## Task:
Without omitting anything, return the records precisely as given.

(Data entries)
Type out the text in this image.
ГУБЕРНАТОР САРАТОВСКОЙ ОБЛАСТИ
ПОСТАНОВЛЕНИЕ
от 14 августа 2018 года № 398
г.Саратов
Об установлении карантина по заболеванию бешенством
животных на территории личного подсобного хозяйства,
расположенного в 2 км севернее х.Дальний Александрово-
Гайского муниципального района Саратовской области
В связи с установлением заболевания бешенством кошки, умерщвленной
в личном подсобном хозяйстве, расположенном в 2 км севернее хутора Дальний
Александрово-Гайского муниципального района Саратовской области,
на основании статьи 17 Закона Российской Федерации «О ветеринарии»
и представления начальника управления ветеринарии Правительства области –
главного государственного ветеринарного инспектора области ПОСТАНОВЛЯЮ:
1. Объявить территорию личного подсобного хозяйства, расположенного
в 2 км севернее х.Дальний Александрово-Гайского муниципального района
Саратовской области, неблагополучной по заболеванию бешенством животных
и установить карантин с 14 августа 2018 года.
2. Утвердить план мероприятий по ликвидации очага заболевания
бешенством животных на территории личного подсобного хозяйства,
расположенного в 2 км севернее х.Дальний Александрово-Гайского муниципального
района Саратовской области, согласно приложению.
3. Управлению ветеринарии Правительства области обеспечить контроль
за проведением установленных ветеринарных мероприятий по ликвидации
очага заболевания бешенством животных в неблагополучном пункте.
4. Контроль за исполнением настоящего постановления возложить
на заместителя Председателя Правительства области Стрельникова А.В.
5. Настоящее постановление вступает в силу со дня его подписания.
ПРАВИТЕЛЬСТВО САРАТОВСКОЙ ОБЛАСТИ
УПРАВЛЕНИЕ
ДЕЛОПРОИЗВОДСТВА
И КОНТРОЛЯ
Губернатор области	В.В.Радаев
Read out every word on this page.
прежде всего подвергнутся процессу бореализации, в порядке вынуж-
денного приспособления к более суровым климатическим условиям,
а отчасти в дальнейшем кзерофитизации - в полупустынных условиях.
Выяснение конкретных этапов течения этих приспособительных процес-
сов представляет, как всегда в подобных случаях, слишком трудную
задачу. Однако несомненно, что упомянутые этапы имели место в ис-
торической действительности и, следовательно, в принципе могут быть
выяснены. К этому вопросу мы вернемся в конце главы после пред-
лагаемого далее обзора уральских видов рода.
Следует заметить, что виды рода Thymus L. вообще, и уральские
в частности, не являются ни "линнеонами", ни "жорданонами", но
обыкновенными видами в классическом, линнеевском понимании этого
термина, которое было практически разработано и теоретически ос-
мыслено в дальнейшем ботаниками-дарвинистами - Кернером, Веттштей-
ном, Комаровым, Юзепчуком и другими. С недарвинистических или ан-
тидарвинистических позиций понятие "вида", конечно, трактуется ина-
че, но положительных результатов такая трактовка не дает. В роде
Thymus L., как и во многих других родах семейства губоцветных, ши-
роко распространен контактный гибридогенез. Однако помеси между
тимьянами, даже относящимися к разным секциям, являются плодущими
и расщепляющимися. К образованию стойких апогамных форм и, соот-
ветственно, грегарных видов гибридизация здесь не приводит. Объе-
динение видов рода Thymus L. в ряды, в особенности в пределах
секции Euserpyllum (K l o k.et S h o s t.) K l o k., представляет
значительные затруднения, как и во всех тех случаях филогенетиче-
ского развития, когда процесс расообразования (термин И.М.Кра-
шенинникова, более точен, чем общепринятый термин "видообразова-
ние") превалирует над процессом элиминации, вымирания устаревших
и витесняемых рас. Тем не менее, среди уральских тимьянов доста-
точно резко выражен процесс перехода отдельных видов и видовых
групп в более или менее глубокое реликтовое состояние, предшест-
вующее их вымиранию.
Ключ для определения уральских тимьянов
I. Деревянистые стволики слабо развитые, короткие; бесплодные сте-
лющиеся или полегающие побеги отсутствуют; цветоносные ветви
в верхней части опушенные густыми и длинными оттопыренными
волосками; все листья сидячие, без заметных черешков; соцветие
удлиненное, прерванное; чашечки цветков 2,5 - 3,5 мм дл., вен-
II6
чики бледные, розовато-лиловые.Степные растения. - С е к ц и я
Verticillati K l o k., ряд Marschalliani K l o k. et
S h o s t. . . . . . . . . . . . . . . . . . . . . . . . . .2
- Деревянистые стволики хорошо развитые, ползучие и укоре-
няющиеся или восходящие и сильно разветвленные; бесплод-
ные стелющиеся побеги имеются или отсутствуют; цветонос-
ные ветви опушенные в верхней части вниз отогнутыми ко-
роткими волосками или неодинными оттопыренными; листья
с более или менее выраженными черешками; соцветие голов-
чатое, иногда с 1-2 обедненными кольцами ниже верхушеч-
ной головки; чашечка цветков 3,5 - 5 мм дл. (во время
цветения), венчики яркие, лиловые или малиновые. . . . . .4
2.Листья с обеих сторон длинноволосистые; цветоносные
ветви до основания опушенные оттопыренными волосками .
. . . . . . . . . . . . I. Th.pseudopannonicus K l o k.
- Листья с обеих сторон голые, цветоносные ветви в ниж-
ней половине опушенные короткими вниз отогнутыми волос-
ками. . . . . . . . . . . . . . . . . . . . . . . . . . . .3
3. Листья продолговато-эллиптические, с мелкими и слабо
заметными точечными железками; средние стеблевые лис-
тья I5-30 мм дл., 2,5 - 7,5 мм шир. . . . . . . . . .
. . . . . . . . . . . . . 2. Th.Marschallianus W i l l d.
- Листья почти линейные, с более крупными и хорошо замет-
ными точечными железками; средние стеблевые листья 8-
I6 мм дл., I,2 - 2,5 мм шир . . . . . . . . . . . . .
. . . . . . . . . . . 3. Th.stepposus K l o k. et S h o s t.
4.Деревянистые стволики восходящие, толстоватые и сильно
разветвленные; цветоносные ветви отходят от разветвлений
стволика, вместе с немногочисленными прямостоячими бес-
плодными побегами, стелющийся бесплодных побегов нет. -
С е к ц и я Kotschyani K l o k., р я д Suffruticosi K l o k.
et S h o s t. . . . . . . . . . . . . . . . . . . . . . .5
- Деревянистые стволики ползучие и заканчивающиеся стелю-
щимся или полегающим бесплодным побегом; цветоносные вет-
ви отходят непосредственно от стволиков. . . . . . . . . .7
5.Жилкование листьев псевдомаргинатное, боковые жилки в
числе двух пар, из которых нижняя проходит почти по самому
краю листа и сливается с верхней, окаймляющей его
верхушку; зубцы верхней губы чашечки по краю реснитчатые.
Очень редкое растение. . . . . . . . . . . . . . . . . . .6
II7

## Answer for this exercise:
Type out the text in this image.
ГУБЕРНАТОР САРАТОВСКОЙ ОБЛАСТИ
ПОСТАНОВЛЕНИЕ
от 14 августа 2018 года № 398
г.Саратов
Об установлении карантина по заболеванию бешенством
животных на территории личного подсобного хозяйства,
расположенного в 2 км севернее х.Дальний Александрово-
Гайского муниципального района Саратовской области
В связи с установлением заболевания бешенством кошки, умерщвленной
в личном подсобном хозяйстве, расположенном в 2 км севернее хутора Дальний
Александрово-Гайского муниципального района Саратовской области,
на основании статьи 17 Закона Российской Федерации «О ветеринарии»
и представления начальника управления ветеринарии Правительства области –
главного государственного ветеринарного инспектора области ПОСТАНОВЛЯЮ:
1. Объявить территорию личного подсобного хозяйства, расположенного
в 2 км севернее х.Дальний Александрово-Гайского муниципального района
Саратовской области, неблагополучной по заболеванию бешенством животных
и установить карантин с 14 августа 2018 года.
2. Утвердить план мероприятий по ликвидации очага заболевания
бешенством животных на территории личного подсобного хозяйства,
расположенного в 2 км севернее х.Дальний Александрово-Гайского муниципального
района Саратовской области, согласно приложению.
3. Управлению ветеринарии Правительства области обеспечить контроль
за проведением установленных ветеринарных мероприятий по ликвидации
очага заболевания бешенством животных в неблагополучном пункте.
4. Контроль за исполнением настоящего постановления возложить
на заместителя Председателя Правительства области Стрельникова А.В.
5. Настоящее постановление вступает в силу со дня его подписания.
ПРАВИТЕЛЬСТВО САРАТОВСКОЙ ОБЛАСТИ
УПРАВЛЕНИЕ
ДЕЛОПРОИЗВОДСТВА
И КОНТРОЛЯ
Губернатор области	В.В.Радаев
Read out every word on this page.
прежде всего подвергнутся процессу бореализации, в порядке вынуж-
денного приспособления к более суровым климатическим условиям,
а отчасти в дальнейшем кзерофитизации - в полупустынных условиях.
Выяснение конкретных этапов течения этих приспособительных процес-
сов представляет, как всегда в подобных случаях, слишком трудную
задачу. Однако несомненно, что упомянутые этапы имели место в ис-
торической действительности и, следовательно, в принципе могут быть
выяснены. К этому вопросу мы вернемся в конце главы после пред-
лагаемого далее обзора уральских видов рода.
Следует заметить, что виды рода Thymus L. вообще, и уральские
в частности, не являются ни "линнеонами", ни "жорданонами", но
обыкновенными видами в классическом, линнеевском понимании этого
термина, которое было практически разработано и теоретически ос-
мыслено в дальнейшем ботаниками-дарвинистами - Кернером, Веттштей-
ном, Комаровым, Юзепчуком и другими. С недарвинистических или ан-
тидарвинистических позиций понятие "вида", конечно, трактуется ина-
че, но положительных результатов такая трактовка не дает. В роде
Thymus L., как и во многих других родах семейства губоцветных, ши-
роко распространен контактный гибридогенез. Однако помеси между
тимьянами, даже относящимися к разным секциям, являются плодущими
и расщепляющимися. К образованию стойких апогамных форм и, соот-
ветственно, грегарных видов гибридизация здесь не приводит. Объе-
динение видов рода Thymus L. в ряды, в особенности в пределах
секции Euserpyllum (K l o k.et S h o s t.) K l o k., представляет
значительные затруднения, как и во всех тех случаях филогенетиче-
ского развития, когда процесс расообразования (термин И.М.Кра-
шенинникова, более точен, чем общепринятый термин "видообразова-
ние") превалирует над процессом элиминации, вымирания устаревших
и витесняемых рас. Тем не менее, среди уральских тимьянов доста-
точно резко выражен процесс перехода отдельных видов и видовых
групп в более или менее глубокое реликтовое состояние, предшест-
вующее их вымиранию.
Ключ для определения уральских тимьянов
I. Деревянистые стволики слабо развитые, короткие; бесплодные сте-
лющиеся или полегающие побеги отсутствуют; цветоносные ветви
в верхней части опушенные густыми и длинными оттопыренными
волосками; все листья сидячие, без заметных черешков; соцветие
удлиненное, прерванное; чашечки цветков 2,5 - 3,5 мм дл., вен-
II6
чики бледные, розовато-лиловые.Степные растения. - С е к ц и я
Verticillati K l o k., ряд Marschalliani K l o k. et
S h o s t. . . . . . . . . . . . . . . . . . . . . . . . . .2
- Деревянистые стволики хорошо развитые, ползучие и укоре-
няющиеся или восходящие и сильно разветвленные; бесплод-
ные стелющиеся побеги имеются или отсутствуют; цветонос-
ные ветви опушенные в верхней части вниз отогнутыми ко-
роткими волосками или неодинными оттопыренными; листья
с более или менее выраженными черешками; соцветие голов-
чатое, иногда с 1-2 обедненными кольцами ниже верхушеч-
ной головки; чашечка цветков 3,5 - 5 мм дл. (во время
цветения), венчики яркие, лиловые или малиновые. . . . . .4
2.Листья с обеих сторон длинноволосистые; цветоносные
ветви до основания опушенные оттопыренными волосками .
. . . . . . . . . . . . I. Th.pseudopannonicus K l o k.
- Листья с обеих сторон голые, цветоносные ветви в ниж-
ней половине опушенные короткими вниз отогнутыми волос-
ками. . . . . . . . . . . . . . . . . . . . . . . . . . . .3
3. Листья продолговато-эллиптические, с мелкими и слабо
заметными точечными железками; средние стеблевые лис-
тья I5-30 мм дл., 2,5 - 7,5 мм шир. . . . . . . . . .
. . . . . . . . . . . . . 2. Th.Marschallianus W i l l d.
- Листья почти линейные, с более крупными и хорошо замет-
ными точечными железками; средние стеблевые листья 8-
I6 мм дл., I,2 - 2,5 мм шир . . . . . . . . . . . . .
. . . . . . . . . . . 3. Th.stepposus K l o k. et S h o s t.
4.Деревянистые стволики восходящие, толстоватые и сильно
разветвленные; цветоносные ветви отходят от разветвлений
стволика, вместе с немногочисленными прямостоячими бес-
плодными побегами, стелющийся бесплодных побегов нет. -
С е к ц и я Kotschyani K l o k., р я д Suffruticosi K l o k.
et S h o s t. . . . . . . . . . . . . . . . . . . . . . .5
- Деревянистые стволики ползучие и заканчивающиеся стелю-
щимся или полегающим бесплодным побегом; цветоносные вет-
ви отходят непосредственно от стволиков. . . . . . . . . .7
5.Жилкование листьев псевдомаргинатное, боковые жилки в
числе двух пар, из которых нижняя проходит почти по самому
краю листа и сливается с верхней, окаймляющей его
верхушку; зубцы верхней губы чашечки по краю реснитчатые.
Очень редкое растение. . . . . . . . . . . . . . . . . . .6
II7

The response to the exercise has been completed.